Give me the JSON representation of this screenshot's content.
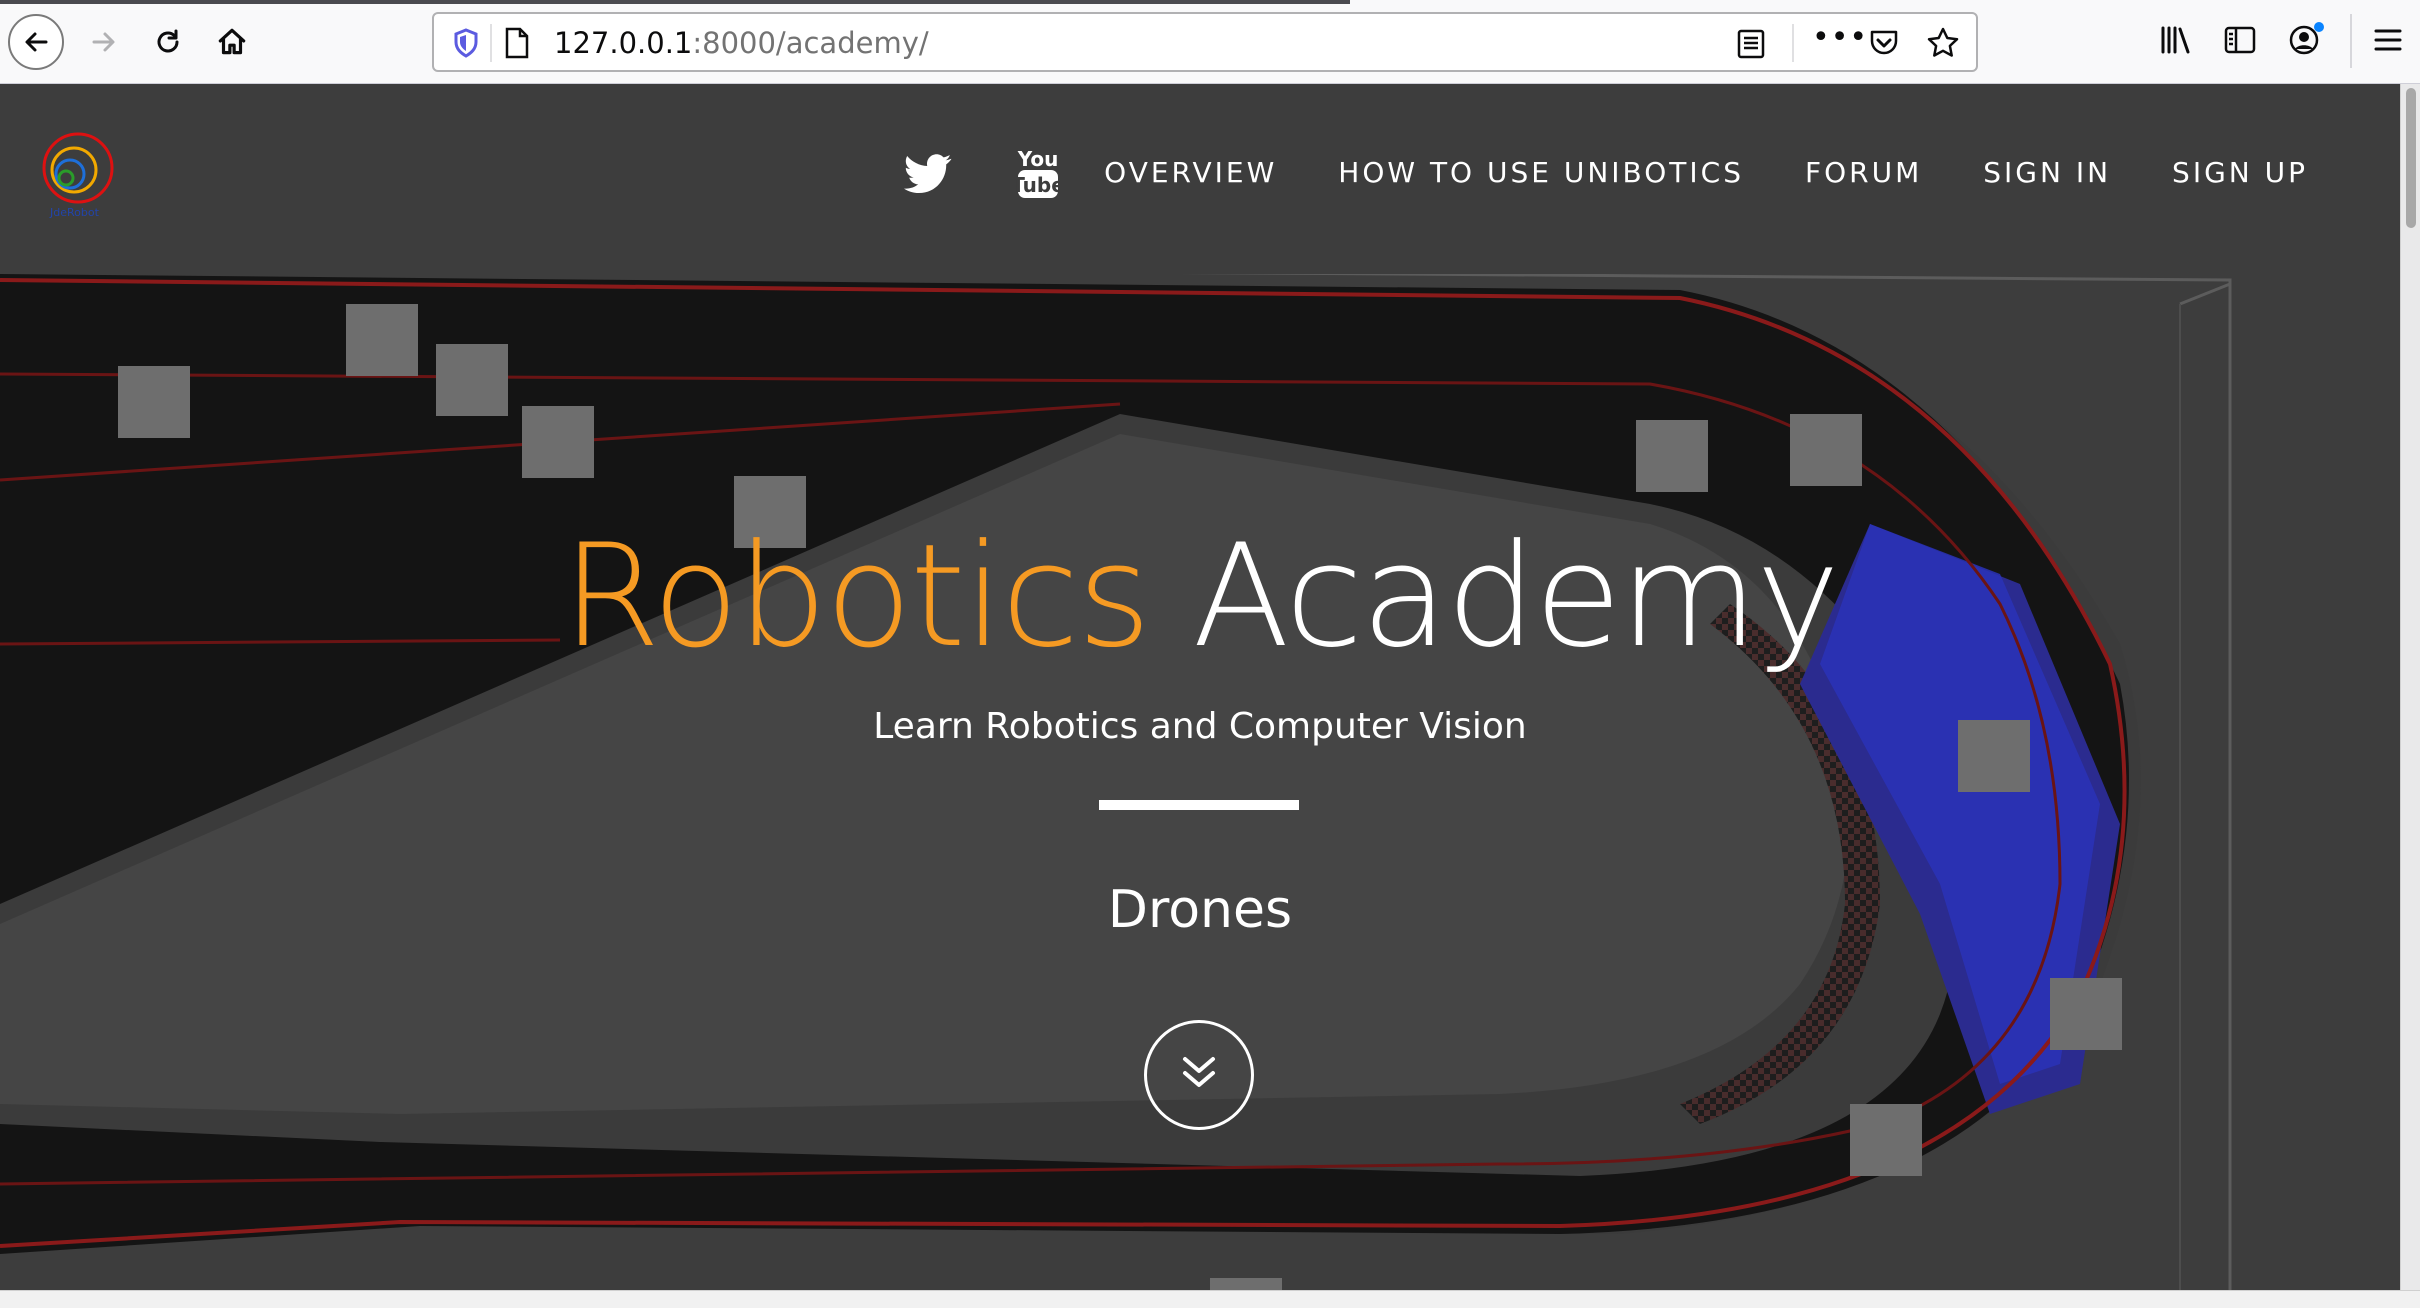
{
  "browser": {
    "url_host": "127.0.0.1",
    "url_rest": ":8000/academy/",
    "more_label": "•••",
    "icons": [
      "back-icon",
      "forward-icon",
      "reload-icon",
      "home-icon",
      "shield-icon",
      "page-icon",
      "reader-view-icon",
      "more-icon",
      "pocket-icon",
      "star-icon",
      "library-icon",
      "sidebar-icon",
      "account-icon",
      "menu-icon"
    ]
  },
  "site": {
    "logo_text": "JdeRobot",
    "nav": {
      "social_icons": [
        "twitter-icon",
        "youtube-icon"
      ],
      "youtube_top": "You",
      "youtube_bottom": "Tube",
      "links": [
        "OVERVIEW",
        "HOW TO USE UNIBOTICS",
        "FORUM",
        "SIGN IN",
        "SIGN UP"
      ]
    },
    "hero": {
      "title_word1": "Robotics",
      "title_word2": "Academy",
      "subtitle": "Learn Robotics and Computer Vision",
      "rotating_text": "Drones",
      "colors": {
        "accent": "#f59a23",
        "text": "#ffffff",
        "navbar_bg": "#3d3d3d"
      }
    }
  }
}
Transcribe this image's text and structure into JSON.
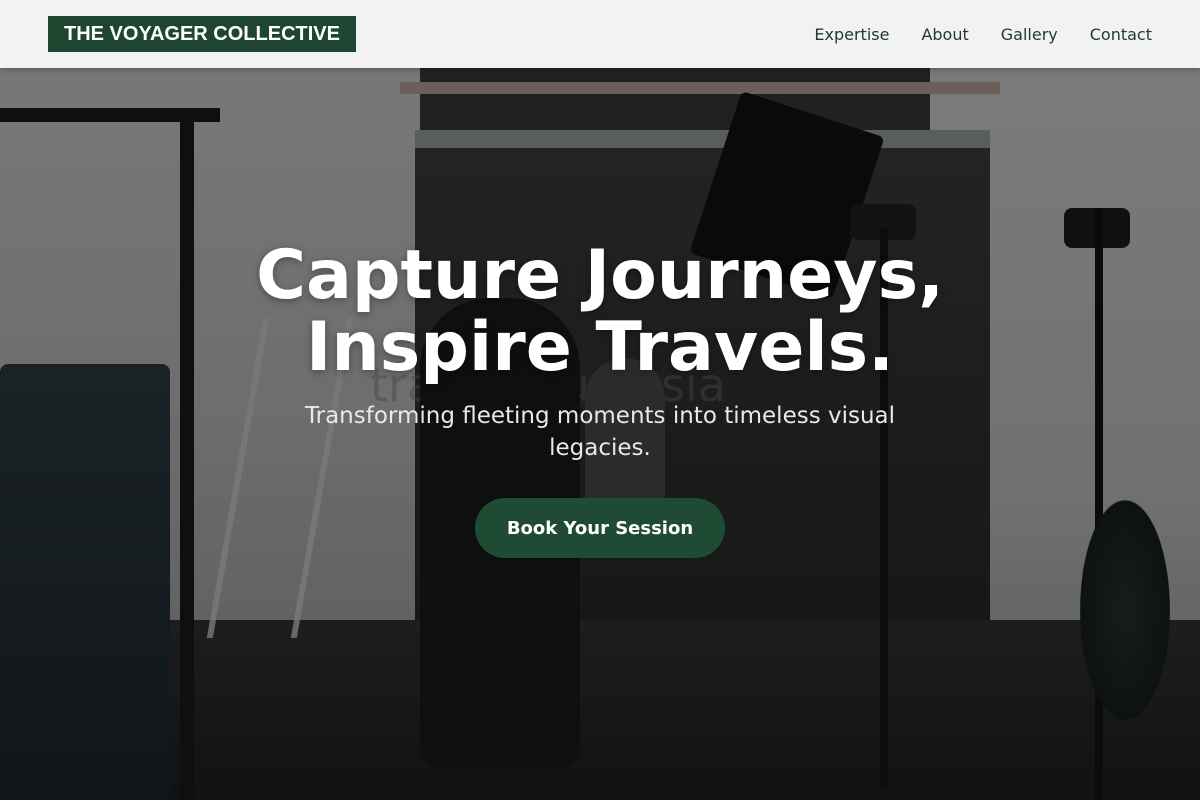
{
  "header": {
    "logo_text": "THE VOYAGER COLLECTIVE",
    "nav": [
      {
        "label": "Expertise"
      },
      {
        "label": "About"
      },
      {
        "label": "Gallery"
      },
      {
        "label": "Contact"
      }
    ]
  },
  "hero": {
    "title_line_1": "Capture Journeys,",
    "title_line_2": "Inspire Travels.",
    "subtitle": "Transforming fleeting moments into timeless visual legacies.",
    "cta_label": "Book Your Session",
    "background_image_text": "travelogue asia"
  },
  "colors": {
    "brand_green": "#1e4530",
    "header_bg": "#f2f2f2",
    "nav_text": "#1e3a2c",
    "cta_bg": "#1f4a33"
  }
}
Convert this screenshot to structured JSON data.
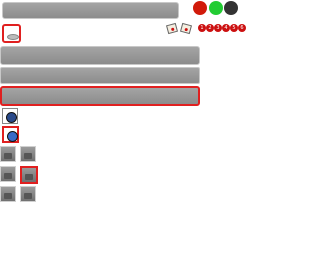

########

» **Task goal**
In the listing above, find each line with the word "Robotics" and copy it.

» **Answer to the exercise**
      "title_word1": "Robotics",
      "subtitle": "Learn Robotics and Computer Vision",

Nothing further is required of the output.